Provide the data again in its entirety, exactly as given.

◆ Records for this exercise:
╔══

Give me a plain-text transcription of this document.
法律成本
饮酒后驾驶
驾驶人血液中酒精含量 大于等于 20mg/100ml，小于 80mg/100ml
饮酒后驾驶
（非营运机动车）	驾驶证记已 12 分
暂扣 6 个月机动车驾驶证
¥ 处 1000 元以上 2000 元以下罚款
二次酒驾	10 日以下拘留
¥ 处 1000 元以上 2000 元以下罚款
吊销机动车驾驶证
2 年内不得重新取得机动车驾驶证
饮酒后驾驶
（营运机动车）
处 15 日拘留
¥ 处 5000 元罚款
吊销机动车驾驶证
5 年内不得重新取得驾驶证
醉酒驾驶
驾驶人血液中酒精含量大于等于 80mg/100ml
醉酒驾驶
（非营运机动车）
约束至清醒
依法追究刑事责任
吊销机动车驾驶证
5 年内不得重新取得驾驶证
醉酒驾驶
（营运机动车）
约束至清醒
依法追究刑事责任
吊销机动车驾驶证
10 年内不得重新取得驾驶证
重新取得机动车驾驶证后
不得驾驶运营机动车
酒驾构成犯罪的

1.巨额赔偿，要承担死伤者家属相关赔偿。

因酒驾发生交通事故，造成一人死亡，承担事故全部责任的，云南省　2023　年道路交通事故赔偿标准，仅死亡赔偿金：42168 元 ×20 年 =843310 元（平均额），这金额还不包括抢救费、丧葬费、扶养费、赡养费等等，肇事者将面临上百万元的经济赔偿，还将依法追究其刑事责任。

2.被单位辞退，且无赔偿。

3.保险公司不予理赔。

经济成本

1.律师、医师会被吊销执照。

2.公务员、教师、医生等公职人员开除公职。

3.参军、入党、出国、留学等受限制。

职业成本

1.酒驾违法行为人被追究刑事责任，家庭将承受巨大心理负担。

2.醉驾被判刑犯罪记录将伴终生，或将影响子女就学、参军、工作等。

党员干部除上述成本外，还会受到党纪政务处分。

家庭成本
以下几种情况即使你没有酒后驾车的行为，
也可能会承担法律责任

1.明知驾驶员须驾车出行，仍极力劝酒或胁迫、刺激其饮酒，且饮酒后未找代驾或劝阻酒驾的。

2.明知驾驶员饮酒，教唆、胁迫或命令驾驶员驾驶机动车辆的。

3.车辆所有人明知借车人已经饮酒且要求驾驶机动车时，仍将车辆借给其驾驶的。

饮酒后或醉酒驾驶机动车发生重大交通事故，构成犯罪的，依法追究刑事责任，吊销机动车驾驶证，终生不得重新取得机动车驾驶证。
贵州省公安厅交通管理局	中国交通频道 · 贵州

╚══

◆ Exercise result:
Give me a plain-text transcription of this document.
法律成本
饮酒后驾驶
驾驶人血液中酒精含量 大于等于 20mg/100ml，小于 80mg/100ml
饮酒后驾驶
（非营运机动车）	驾驶证记已 12 分
暂扣 6 个月机动车驾驶证
¥ 处 1000 元以上 2000 元以下罚款
二次酒驾	10 日以下拘留
¥ 处 1000 元以上 2000 元以下罚款
吊销机动车驾驶证
2 年内不得重新取得机动车驾驶证
饮酒后驾驶
（营运机动车）
处 15 日拘留
¥ 处 5000 元罚款
吊销机动车驾驶证
5 年内不得重新取得驾驶证
醉酒驾驶
驾驶人血液中酒精含量大于等于 80mg/100ml
醉酒驾驶
（非营运机动车）
约束至清醒
依法追究刑事责任
吊销机动车驾驶证
5 年内不得重新取得驾驶证
醉酒驾驶
（营运机动车）
约束至清醒
依法追究刑事责任
吊销机动车驾驶证
10 年内不得重新取得驾驶证
重新取得机动车驾驶证后
不得驾驶运营机动车
酒驾构成犯罪的

1.巨额赔偿，要承担死伤者家属相关赔偿。

因酒驾发生交通事故，造成一人死亡，承担事故全部责任的，云南省　2023　年道路交通事故赔偿标准，仅死亡赔偿金：42168 元 ×20 年 =843310 元（平均额），这金额还不包括抢救费、丧葬费、扶养费、赡养费等等，肇事者将面临上百万元的经济赔偿，还将依法追究其刑事责任。

2.被单位辞退，且无赔偿。

3.保险公司不予理赔。

经济成本

1.律师、医师会被吊销执照。

2.公务员、教师、医生等公职人员开除公职。

3.参军、入党、出国、留学等受限制。

职业成本

1.酒驾违法行为人被追究刑事责任，家庭将承受巨大心理负担。

2.醉驾被判刑犯罪记录将伴终生，或将影响子女就学、参军、工作等。

党员干部除上述成本外，还会受到党纪政务处分。

家庭成本
以下几种情况即使你没有酒后驾车的行为，
也可能会承担法律责任

1.明知驾驶员须驾车出行，仍极力劝酒或胁迫、刺激其饮酒，且饮酒后未找代驾或劝阻酒驾的。

2.明知驾驶员饮酒，教唆、胁迫或命令驾驶员驾驶机动车辆的。

3.车辆所有人明知借车人已经饮酒且要求驾驶机动车时，仍将车辆借给其驾驶的。

饮酒后或醉酒驾驶机动车发生重大交通事故，构成犯罪的，依法追究刑事责任，吊销机动车驾驶证，终生不得重新取得机动车驾驶证。
贵州省公安厅交通管理局	中国交通频道 · 贵州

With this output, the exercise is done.